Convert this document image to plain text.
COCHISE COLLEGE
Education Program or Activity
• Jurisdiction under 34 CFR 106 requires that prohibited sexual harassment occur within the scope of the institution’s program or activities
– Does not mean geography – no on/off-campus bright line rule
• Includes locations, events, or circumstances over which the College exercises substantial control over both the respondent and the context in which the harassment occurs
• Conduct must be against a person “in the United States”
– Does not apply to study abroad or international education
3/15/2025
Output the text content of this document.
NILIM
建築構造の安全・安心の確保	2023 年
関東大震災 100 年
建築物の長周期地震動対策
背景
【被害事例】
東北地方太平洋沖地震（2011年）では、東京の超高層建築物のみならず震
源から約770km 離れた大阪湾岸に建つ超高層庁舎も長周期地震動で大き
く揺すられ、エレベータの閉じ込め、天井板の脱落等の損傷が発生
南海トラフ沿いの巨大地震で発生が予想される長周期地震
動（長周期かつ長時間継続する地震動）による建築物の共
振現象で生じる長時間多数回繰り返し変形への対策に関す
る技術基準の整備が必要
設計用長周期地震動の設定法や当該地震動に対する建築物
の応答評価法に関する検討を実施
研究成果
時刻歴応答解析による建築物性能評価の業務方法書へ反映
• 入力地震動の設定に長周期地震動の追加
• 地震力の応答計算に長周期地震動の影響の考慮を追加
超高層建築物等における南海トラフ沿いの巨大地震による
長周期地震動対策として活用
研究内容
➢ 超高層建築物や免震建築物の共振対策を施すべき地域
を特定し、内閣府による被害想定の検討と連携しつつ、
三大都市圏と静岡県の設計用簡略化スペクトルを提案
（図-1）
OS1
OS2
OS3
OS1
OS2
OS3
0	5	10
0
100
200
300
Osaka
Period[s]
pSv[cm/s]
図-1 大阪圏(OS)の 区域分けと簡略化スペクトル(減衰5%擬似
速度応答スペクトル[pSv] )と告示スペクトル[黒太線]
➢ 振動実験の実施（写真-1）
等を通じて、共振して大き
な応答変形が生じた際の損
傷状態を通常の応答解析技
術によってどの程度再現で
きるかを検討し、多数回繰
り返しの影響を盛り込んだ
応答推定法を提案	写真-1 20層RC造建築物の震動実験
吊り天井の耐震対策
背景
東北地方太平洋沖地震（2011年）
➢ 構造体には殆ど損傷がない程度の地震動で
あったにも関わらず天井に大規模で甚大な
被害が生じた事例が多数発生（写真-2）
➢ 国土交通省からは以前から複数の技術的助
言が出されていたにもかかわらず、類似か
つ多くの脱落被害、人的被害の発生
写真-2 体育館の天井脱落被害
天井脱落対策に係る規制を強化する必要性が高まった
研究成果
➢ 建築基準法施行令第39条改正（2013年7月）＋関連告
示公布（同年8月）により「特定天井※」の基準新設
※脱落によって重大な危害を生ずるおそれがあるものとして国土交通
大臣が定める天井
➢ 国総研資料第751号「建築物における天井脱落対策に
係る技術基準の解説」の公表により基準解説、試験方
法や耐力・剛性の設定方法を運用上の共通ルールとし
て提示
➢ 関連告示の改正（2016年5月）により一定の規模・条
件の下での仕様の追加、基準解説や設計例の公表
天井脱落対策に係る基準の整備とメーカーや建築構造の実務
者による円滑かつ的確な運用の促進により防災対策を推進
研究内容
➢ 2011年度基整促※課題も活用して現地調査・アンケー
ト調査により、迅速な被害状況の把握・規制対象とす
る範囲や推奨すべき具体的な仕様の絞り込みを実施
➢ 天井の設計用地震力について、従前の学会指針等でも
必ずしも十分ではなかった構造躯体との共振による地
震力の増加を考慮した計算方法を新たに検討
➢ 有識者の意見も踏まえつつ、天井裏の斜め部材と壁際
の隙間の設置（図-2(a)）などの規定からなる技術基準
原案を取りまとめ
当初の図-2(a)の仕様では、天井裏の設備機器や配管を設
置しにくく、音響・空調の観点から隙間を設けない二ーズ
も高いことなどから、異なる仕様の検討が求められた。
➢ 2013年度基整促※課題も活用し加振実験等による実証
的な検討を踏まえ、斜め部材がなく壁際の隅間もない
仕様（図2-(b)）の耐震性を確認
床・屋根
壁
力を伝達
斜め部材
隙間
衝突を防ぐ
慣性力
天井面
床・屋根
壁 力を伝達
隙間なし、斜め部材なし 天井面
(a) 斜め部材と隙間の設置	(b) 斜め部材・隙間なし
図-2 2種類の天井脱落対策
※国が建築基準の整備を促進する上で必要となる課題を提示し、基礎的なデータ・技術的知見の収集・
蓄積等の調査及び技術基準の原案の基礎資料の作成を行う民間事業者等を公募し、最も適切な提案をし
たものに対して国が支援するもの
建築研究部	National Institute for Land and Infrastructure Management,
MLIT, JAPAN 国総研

EXERCISE REQUIREMENTS: Copy out every line from the data above that has "harassment" in it.

RESULT FOR THIS TASK:
• Jurisdiction under 34 CFR 106 requires that prohibited sexual harassment occur within the scope of the institution’s program or activities
• Includes locations, events, or circumstances over which the College exercises substantial control over both the respondent and the context in which the harassment occurs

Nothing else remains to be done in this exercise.